** START **
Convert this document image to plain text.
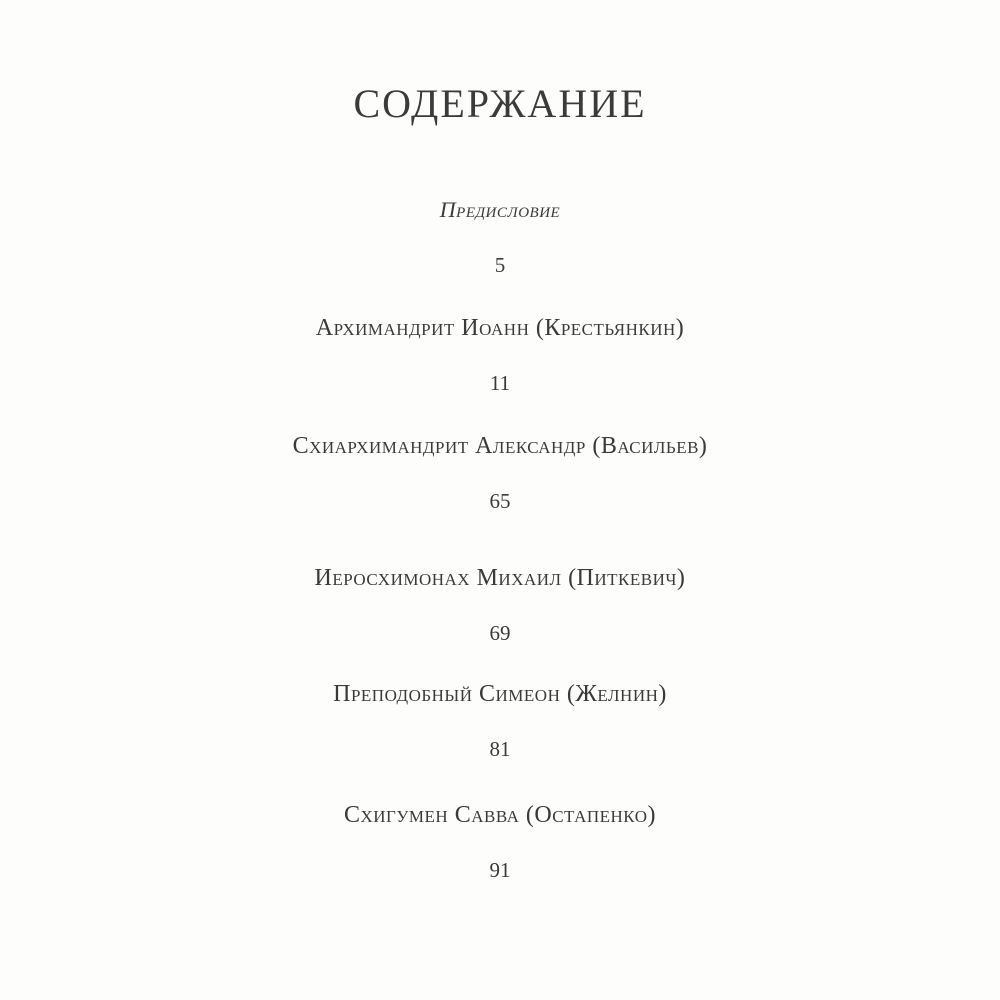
СОДЕРЖАНИЕ
Предисловие
5
Архимандрит Иоанн (Крестьянкин)
11
Схиархимандрит Александр (Васильев)
65
Иеросхимонах Михаил (Питкевич)
69
Преподобный Симеон (Желнин)
81
Схигумен Савва (Остапенко)
91
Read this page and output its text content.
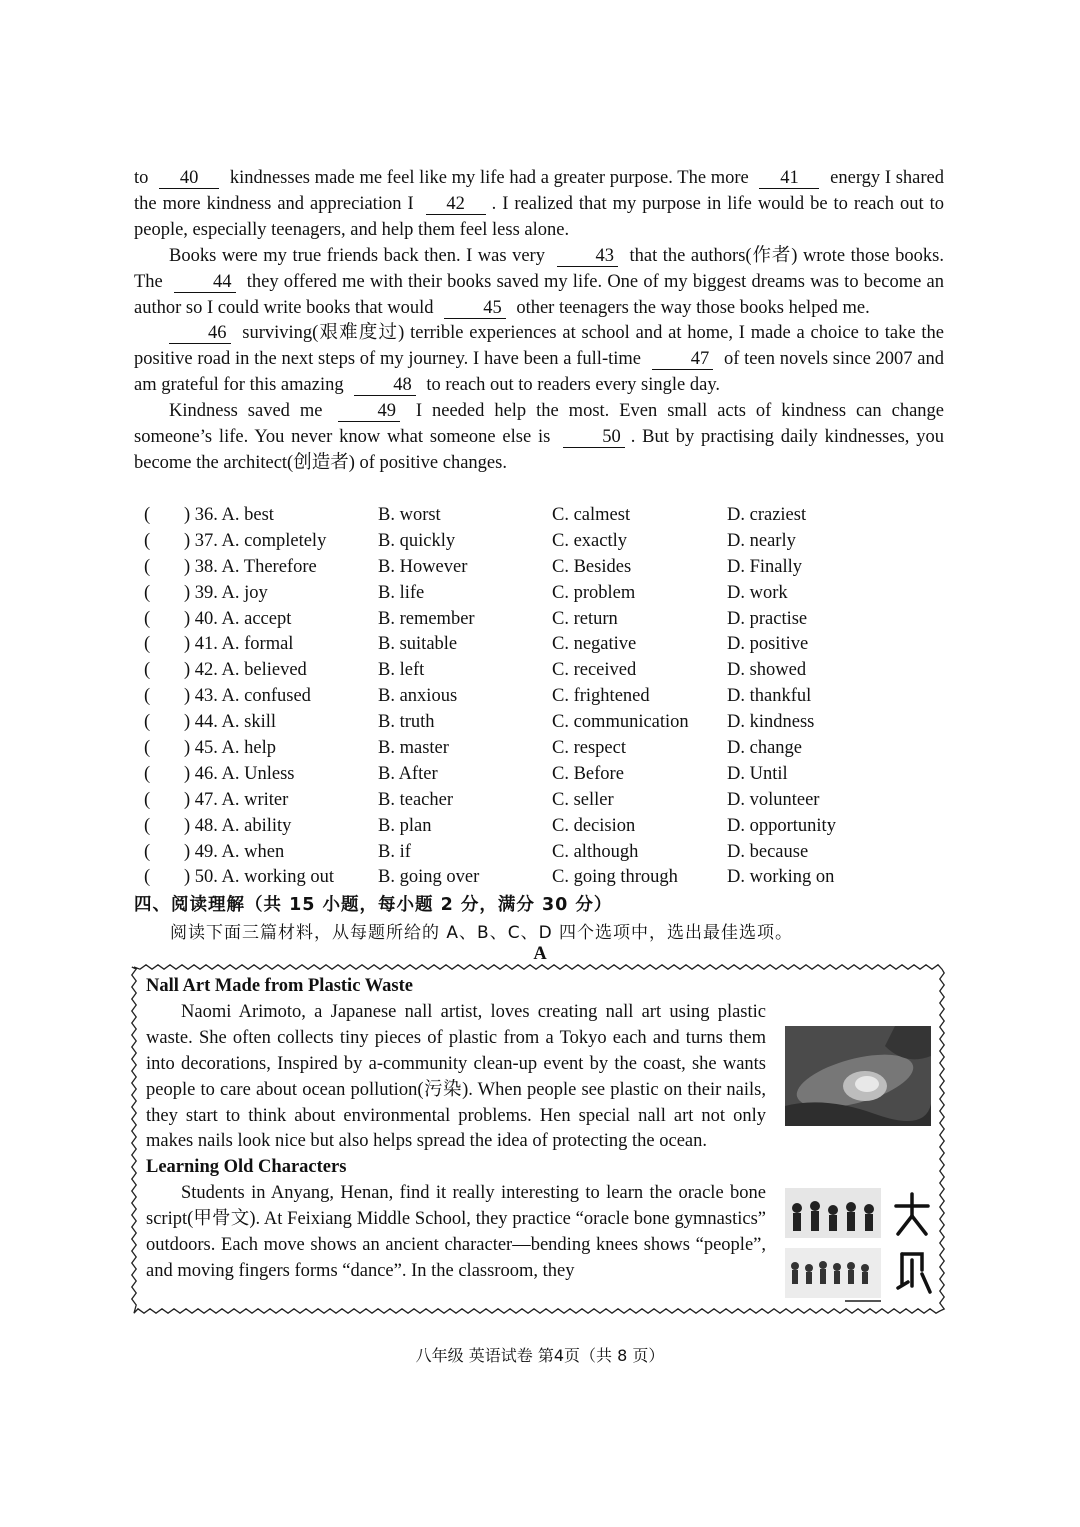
to 40 kindnesses made me feel like my life had a greater purpose. The more 41 energy I shared the more kindness and appreciation I 42 . I realized that my purpose in life would be to reach out to people, especially teenagers, and help them feel less alone.

Books were my true friends back then. I was very 43 that the authors(作者) wrote those books. The 44 they offered me with their books saved my life. One of my biggest dreams was to become an author so I could write books that would 45 other teenagers the way those books helped me.

46 surviving(艰难度过) terrible experiences at school and at home, I made a choice to take the positive road in the next steps of my journey. I have been a full-time 47 of teen novels since 2007 and am grateful for this amazing 48 to reach out to readers every single day.

Kindness saved me 49 I needed help the most. Even small acts of kindness can change someone’s life. You never know what someone else is 50 . But by practising daily kindnesses, you become the architect(创造者) of positive changes.

(	) 36. A. best	B. worst	C. calmest	D. craziest
(	) 37. A. completely	B. quickly	C. exactly	D. nearly
(	) 38. A. Therefore	B. However	C. Besides	D. Finally
(	) 39. A. joy	B. life	C. problem	D. work
(	) 40. A. accept	B. remember	C. return	D. practise
(	) 41. A. formal	B. suitable	C. negative	D. positive
(	) 42. A. believed	B. left	C. received	D. showed
(	) 43. A. confused	B. anxious	C. frightened	D. thankful
(	) 44. A. skill	B. truth	C. communication	D. kindness
(	) 45. A. help	B. master	C. respect	D. change
(	) 46. A. Unless	B. After	C. Before	D. Until
(	) 47. A. writer	B. teacher	C. seller	D. volunteer
(	) 48. A. ability	B. plan	C. decision	D. opportunity
(	) 49. A. when	B. if	C. although	D. because
(	) 50. A. working out	B. going over	C. going through	D. working on
四、阅读理解（共 15 小题，每小题 2 分，满分 30 分）
阅读下面三篇材料，从每题所给的 A、B、C、D 四个选项中，选出最佳选项。
A

Nall Art Made from Plastic Waste

Naomi Arimoto, a Japanese nall artist, loves creating nall art using plastic waste. She often collects tiny pieces of plastic from a Tokyo each and turns them into decorations, Inspired by a-community clean-up event by the coast, she wants people to care about ocean pollution(污染). When people see plastic on their nails, they start to think about environmental problems. Hen special nall art not only makes nails look nice but also helps spread the idea of protecting the ocean.

Learning Old Characters

Students in Anyang, Henan, find it really interesting to learn the oracle bone script(甲骨文). At Feixiang Middle School, they practice “oracle bone gymnastics” outdoors. Each move shows an ancient character—bending knees shows “people”, and moving fingers forms “dance”. In the classroom, they

八年级 英语试卷 第4页（共 8 页）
** END **
Write out the data precisely as given, excluding the pictures.

Convert this document image to plain text.
СОДЕРЖАНИЕ
Предисловие
5
Архимандрит Иоанн (Крестьянкин)
11
Схиархимандрит Александр (Васильев)
65
Иеросхимонах Михаил (Питкевич)
69
Преподобный Симеон (Желнин)
81
Схигумен Савва (Остапенко)
91
Read this page and output its text content.
to 40 kindnesses made me feel like my life had a greater purpose. The more 41 energy I shared the more kindness and appreciation I 42 . I realized that my purpose in life would be to reach out to people, especially teenagers, and help them feel less alone.

Books were my true friends back then. I was very 43 that the authors(作者) wrote those books. The 44 they offered me with their books saved my life. One of my biggest dreams was to become an author so I could write books that would 45 other teenagers the way those books helped me.

46 surviving(艰难度过) terrible experiences at school and at home, I made a choice to take the positive road in the next steps of my journey. I have been a full-time 47 of teen novels since 2007 and am grateful for this amazing 48 to reach out to readers every single day.

Kindness saved me 49 I needed help the most. Even small acts of kindness can change someone’s life. You never know what someone else is 50 . But by practising daily kindnesses, you become the architect(创造者) of positive changes.

(	) 36. A. best	B. worst	C. calmest	D. craziest
(	) 37. A. completely	B. quickly	C. exactly	D. nearly
(	) 38. A. Therefore	B. However	C. Besides	D. Finally
(	) 39. A. joy	B. life	C. problem	D. work
(	) 40. A. accept	B. remember	C. return	D. practise
(	) 41. A. formal	B. suitable	C. negative	D. positive
(	) 42. A. believed	B. left	C. received	D. showed
(	) 43. A. confused	B. anxious	C. frightened	D. thankful
(	) 44. A. skill	B. truth	C. communication	D. kindness
(	) 45. A. help	B. master	C. respect	D. change
(	) 46. A. Unless	B. After	C. Before	D. Until
(	) 47. A. writer	B. teacher	C. seller	D. volunteer
(	) 48. A. ability	B. plan	C. decision	D. opportunity
(	) 49. A. when	B. if	C. although	D. because
(	) 50. A. working out	B. going over	C. going through	D. working on
四、阅读理解（共 15 小题，每小题 2 分，满分 30 分）
阅读下面三篇材料，从每题所给的 A、B、C、D 四个选项中，选出最佳选项。
A

Nall Art Made from Plastic Waste

Naomi Arimoto, a Japanese nall artist, loves creating nall art using plastic waste. She often collects tiny pieces of plastic from a Tokyo each and turns them into decorations, Inspired by a-community clean-up event by the coast, she wants people to care about ocean pollution(污染). When people see plastic on their nails, they start to think about environmental problems. Hen special nall art not only makes nails look nice but also helps spread the idea of protecting the ocean.

Learning Old Characters

Students in Anyang, Henan, find it really interesting to learn the oracle bone script(甲骨文). At Feixiang Middle School, they practice “oracle bone gymnastics” outdoors. Each move shows an ancient character—bending knees shows “people”, and moving fingers forms “dance”. In the classroom, they

八年级 英语试卷 第4页（共 8 页）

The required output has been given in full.